The request:
Restate all of the data exactly.

Entries supplied:
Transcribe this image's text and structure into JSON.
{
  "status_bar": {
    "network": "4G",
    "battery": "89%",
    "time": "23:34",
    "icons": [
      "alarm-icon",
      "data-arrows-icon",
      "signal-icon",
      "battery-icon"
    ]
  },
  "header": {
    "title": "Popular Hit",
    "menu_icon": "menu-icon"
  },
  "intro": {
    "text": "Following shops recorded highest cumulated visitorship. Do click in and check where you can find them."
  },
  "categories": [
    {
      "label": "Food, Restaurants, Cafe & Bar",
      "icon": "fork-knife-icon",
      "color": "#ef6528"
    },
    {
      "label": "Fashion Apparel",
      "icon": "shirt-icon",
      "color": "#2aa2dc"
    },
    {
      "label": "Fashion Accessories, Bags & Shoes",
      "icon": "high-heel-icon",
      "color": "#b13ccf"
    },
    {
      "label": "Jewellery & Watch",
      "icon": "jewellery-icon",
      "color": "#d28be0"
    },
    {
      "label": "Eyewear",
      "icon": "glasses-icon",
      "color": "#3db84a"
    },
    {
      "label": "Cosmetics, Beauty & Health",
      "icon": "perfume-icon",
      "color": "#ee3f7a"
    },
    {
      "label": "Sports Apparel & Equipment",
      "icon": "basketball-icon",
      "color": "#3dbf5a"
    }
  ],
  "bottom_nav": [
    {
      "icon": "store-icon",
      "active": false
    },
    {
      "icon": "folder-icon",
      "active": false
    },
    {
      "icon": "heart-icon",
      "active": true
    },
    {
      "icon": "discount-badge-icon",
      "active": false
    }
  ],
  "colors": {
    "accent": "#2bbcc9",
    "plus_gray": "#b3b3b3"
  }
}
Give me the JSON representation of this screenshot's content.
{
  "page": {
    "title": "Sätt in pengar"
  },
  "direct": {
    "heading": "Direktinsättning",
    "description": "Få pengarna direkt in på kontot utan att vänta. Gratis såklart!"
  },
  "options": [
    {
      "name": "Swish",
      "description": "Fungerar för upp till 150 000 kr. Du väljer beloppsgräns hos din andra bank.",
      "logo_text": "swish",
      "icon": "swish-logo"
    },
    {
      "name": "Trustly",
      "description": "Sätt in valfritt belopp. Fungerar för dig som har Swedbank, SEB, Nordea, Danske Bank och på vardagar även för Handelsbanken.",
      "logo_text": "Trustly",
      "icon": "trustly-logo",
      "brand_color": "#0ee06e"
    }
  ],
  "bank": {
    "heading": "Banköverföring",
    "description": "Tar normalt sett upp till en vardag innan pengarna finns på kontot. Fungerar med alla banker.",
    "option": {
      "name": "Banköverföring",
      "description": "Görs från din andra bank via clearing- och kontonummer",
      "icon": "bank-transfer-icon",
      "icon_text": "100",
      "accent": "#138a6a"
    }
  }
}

The solution:
Transcribe this image's text and structure into JSON.
{
  "status_bar": {
    "network": "4G",
    "battery": "89%",
    "time": "23:34",
    "icons": [
      "alarm-icon",
      "data-arrows-icon",
      "signal-icon",
      "battery-icon"
    ]
  },
  "header": {
    "title": "Popular Hit",
    "menu_icon": "menu-icon"
  },
  "intro": {
    "text": "Following shops recorded highest cumulated visitorship. Do click in and check where you can find them."
  },
  "categories": [
    {
      "label": "Food, Restaurants, Cafe & Bar",
      "icon": "fork-knife-icon",
      "color": "#ef6528"
    },
    {
      "label": "Fashion Apparel",
      "icon": "shirt-icon",
      "color": "#2aa2dc"
    },
    {
      "label": "Fashion Accessories, Bags & Shoes",
      "icon": "high-heel-icon",
      "color": "#b13ccf"
    },
    {
      "label": "Jewellery & Watch",
      "icon": "jewellery-icon",
      "color": "#d28be0"
    },
    {
      "label": "Eyewear",
      "icon": "glasses-icon",
      "color": "#3db84a"
    },
    {
      "label": "Cosmetics, Beauty & Health",
      "icon": "perfume-icon",
      "color": "#ee3f7a"
    },
    {
      "label": "Sports Apparel & Equipment",
      "icon": "basketball-icon",
      "color": "#3dbf5a"
    }
  ],
  "bottom_nav": [
    {
      "icon": "store-icon",
      "active": false
    },
    {
      "icon": "folder-icon",
      "active": false
    },
    {
      "icon": "heart-icon",
      "active": true
    },
    {
      "icon": "discount-badge-icon",
      "active": false
    }
  ],
  "colors": {
    "accent": "#2bbcc9",
    "plus_gray": "#b3b3b3"
  }
}
Give me the JSON representation of this screenshot's content.
{
  "page": {
    "title": "Sätt in pengar"
  },
  "direct": {
    "heading": "Direktinsättning",
    "description": "Få pengarna direkt in på kontot utan att vänta. Gratis såklart!"
  },
  "options": [
    {
      "name": "Swish",
      "description": "Fungerar för upp till 150 000 kr. Du väljer beloppsgräns hos din andra bank.",
      "logo_text": "swish",
      "icon": "swish-logo"
    },
    {
      "name": "Trustly",
      "description": "Sätt in valfritt belopp. Fungerar för dig som har Swedbank, SEB, Nordea, Danske Bank och på vardagar även för Handelsbanken.",
      "logo_text": "Trustly",
      "icon": "trustly-logo",
      "brand_color": "#0ee06e"
    }
  ],
  "bank": {
    "heading": "Banköverföring",
    "description": "Tar normalt sett upp till en vardag innan pengarna finns på kontot. Fungerar med alla banker.",
    "option": {
      "name": "Banköverföring",
      "description": "Görs från din andra bank via clearing- och kontonummer",
      "icon": "bank-transfer-icon",
      "icon_text": "100",
      "accent": "#138a6a"
    }
  }
}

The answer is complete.